======== TESTO DA LEGGERE ========
Se, infatti, in entrambe le ipotesi il legislatore presuppone il previo esperimento della procedura di evidenza pubblica, la differente qualificazione della concessione in termini di concessione di lavori o di servizi determina invece una differenza in punto di giurisdizione, dal momento che la prima sarebbe inquadrabile ex art. 133 l. e) n. 1 c.p.a., mentre la seconda ex art. 133 l. c) c.p.a. Pertanto, nel primo caso la giurisdizione esclusiva si estenderebbe alla procedura di affidamento, alle controversie risarcitorie e a quelle relative all’inefficacia del contratto a seguito di annullamento dell’aggiudicazione; nel secondo caso, invece, la giurisdizione esclusiva riguarderebbe soltanto la materia dei pubblici servizi, comprensiva sia dei provvedimenti adottati dalla PA che dal gestore di servizio pubblico, escluse le controversie relative a canoni, indennità e altri corrispettivi.
L’indagine sulla reale ed effettiva volontà delle parti potrebbe condurre a privilegiare la qualificazione della concessione autostradale o in termini di concessione di lavori, qualora la fornitura del servizio risulti soltanto accessoria alla realizzazione dell’opera; ovvero in termini di concessione di servizi, qualora invece l’opera appaia soltanto funzionale all’erogazione del servizio. Si tratta in tale ultimo caso delle c.d. concessioni di lavori strumentali a servizi, in cui la costruzione dell’opera risulterebbe soltanto accessoria e strumentale al servizio stesso.
Il corretto inquadramento giuridico della concessione autostradale consente, inoltre, di distinguerla dalle figure dell’appalto di lavori e di servizi, anch’essi disciplinati dal d.lgs. 50/2016, ex art. 3 lett. ll) e ss). Il primo, analogamente alla concessione di lavori, ha ad oggetto l’esecuzione, la progettazione esecutiva e l’esecuzione di un’opera; il secondo, invece, concerne la prestazione di servizi diversi dai lavori. Nonostante l’oggetto risulti apparentemente simile, appalto e concessione sono distinti soprattutto per il differente riparto del rischio tra PA affidante e privato aggiudicatario.
Mentre, infatti, l’appaltatore risulta gravato esclusivamente dal rischio di costruzione, ex art. 3 lett. aaa) d.lgs. 50/2016, trattandosi di un rischio legato al ritardo nei tempi di consegna, al mancato rispetto degli standard di progetto, all’aumento dei costi, a inconvenienti di tipo tecnico; il concessionario assume il rischio operativo, definito dall’art. 3 lett. zz) d.lgs. 50/2016 come “il rischio legato alla gestione dei lavori o dei servizi sul lato della domanda o dell’offerta o di entrambi”. Accanto al rischio operativo e a quello di costruzione, il concessionario assume anche il rischio di disponibilità, legato alla capacità di erogare le prestazioni contrattuali pattuite, per volume e standard previsti, e quello di domanda, relativo ai diversi volumi di domanda del servizio, ovvero legato alla mancanza di utenza e di flussi di cassa.
======== VOCI FORNITE ========
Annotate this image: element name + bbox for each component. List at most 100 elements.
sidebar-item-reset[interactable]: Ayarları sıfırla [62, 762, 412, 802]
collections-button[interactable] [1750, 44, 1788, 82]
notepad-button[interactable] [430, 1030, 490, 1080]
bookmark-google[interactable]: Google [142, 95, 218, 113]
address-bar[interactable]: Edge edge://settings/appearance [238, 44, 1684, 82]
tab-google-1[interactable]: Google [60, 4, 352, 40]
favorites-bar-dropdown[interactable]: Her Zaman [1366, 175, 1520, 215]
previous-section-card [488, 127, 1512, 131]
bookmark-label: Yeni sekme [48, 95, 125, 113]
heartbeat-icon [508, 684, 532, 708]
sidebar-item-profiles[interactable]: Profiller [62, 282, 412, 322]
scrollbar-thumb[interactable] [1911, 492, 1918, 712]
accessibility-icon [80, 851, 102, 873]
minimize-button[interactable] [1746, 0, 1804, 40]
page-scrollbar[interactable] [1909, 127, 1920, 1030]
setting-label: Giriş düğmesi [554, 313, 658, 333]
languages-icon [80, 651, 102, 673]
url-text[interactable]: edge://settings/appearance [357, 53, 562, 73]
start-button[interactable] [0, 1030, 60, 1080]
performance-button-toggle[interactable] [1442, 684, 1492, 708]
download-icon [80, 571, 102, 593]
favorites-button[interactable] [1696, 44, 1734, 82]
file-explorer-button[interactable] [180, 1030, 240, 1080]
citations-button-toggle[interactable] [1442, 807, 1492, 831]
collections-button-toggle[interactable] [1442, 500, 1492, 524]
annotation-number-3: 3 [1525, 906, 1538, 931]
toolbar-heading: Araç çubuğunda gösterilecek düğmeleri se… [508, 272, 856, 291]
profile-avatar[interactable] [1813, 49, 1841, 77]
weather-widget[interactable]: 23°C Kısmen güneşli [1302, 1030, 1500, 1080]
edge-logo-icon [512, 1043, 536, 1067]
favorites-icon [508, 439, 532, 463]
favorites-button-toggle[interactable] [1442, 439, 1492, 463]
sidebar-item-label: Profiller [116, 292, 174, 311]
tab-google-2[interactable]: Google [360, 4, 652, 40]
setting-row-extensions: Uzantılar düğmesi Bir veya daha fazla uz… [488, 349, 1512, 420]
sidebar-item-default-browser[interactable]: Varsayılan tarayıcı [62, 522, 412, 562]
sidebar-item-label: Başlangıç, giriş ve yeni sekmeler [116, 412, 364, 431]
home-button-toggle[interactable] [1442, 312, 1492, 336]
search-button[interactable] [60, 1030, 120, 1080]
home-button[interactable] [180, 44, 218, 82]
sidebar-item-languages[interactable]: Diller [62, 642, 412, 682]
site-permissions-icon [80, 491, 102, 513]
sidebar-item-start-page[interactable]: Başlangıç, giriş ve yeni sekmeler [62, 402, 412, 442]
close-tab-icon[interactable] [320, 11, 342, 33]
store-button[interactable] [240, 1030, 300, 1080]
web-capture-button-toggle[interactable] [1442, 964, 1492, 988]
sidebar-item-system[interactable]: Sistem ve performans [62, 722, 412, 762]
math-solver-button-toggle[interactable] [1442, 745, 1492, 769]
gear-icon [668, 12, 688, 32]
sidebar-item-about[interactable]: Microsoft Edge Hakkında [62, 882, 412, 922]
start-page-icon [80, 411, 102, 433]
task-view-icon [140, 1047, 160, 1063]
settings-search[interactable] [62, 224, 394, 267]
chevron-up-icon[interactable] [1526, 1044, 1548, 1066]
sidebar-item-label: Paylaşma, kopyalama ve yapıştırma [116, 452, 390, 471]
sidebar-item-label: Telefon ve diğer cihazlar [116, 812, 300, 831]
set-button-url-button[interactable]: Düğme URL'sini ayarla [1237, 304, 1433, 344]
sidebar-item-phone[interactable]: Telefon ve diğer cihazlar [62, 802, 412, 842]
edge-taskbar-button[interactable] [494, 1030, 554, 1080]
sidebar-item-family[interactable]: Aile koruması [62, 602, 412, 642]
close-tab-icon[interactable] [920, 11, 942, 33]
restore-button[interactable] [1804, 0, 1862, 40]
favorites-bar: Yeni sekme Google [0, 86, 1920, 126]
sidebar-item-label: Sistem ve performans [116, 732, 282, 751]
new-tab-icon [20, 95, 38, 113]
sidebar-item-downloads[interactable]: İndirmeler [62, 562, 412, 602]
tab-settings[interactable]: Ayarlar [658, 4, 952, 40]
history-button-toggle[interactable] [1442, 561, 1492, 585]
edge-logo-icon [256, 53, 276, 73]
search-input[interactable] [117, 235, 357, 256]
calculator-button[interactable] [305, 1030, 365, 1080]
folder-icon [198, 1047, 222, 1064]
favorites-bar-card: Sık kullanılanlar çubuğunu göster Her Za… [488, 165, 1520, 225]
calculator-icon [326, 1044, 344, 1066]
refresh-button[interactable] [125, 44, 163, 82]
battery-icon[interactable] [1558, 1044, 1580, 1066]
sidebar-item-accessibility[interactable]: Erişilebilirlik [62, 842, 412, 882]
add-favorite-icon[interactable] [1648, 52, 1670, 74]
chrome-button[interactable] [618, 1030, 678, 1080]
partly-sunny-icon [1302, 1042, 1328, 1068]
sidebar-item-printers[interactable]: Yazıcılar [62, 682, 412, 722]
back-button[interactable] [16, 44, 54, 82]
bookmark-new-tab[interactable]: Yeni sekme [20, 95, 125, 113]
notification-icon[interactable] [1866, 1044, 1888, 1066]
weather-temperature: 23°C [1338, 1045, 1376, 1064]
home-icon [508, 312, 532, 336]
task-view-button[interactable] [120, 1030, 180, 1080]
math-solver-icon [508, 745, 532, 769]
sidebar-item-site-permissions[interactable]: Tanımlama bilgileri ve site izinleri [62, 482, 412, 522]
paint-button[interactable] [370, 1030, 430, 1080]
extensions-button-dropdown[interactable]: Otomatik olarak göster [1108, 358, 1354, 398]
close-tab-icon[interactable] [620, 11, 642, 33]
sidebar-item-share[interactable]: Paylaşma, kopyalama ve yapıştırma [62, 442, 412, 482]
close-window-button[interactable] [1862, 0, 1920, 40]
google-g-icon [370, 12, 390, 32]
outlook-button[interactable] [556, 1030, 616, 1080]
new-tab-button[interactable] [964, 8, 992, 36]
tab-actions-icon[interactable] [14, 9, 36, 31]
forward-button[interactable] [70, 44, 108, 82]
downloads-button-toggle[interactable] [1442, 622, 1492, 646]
========
ESERCIZI:
1. Nel testo sulla concessione autostradale, quale rischio grava esclusivamente sull'appaltatore?
2. Riscrivi le righe dell'elenco dall'inizio fino alla riga con "heartbeat-icon [508, 684, 532, 708]" compresa, sostituendo "interactable" con "cliccabile" e lasciando invariato tutto il resto.

LE SOLUZIONI:
1. Il rischio di costruzione.

2.
Annotate this image: element name + bbox for each component. List at most 100 elements.
sidebar-item-reset[cliccabile]: Ayarları sıfırla [62, 762, 412, 802]
collections-button[cliccabile] [1750, 44, 1788, 82]
notepad-button[cliccabile] [430, 1030, 490, 1080]
bookmark-google[cliccabile]: Google [142, 95, 218, 113]
address-bar[cliccabile]: Edge edge://settings/appearance [238, 44, 1684, 82]
tab-google-1[cliccabile]: Google [60, 4, 352, 40]
favorites-bar-dropdown[cliccabile]: Her Zaman [1366, 175, 1520, 215]
previous-section-card [488, 127, 1512, 131]
bookmark-label: Yeni sekme [48, 95, 125, 113]
heartbeat-icon [508, 684, 532, 708]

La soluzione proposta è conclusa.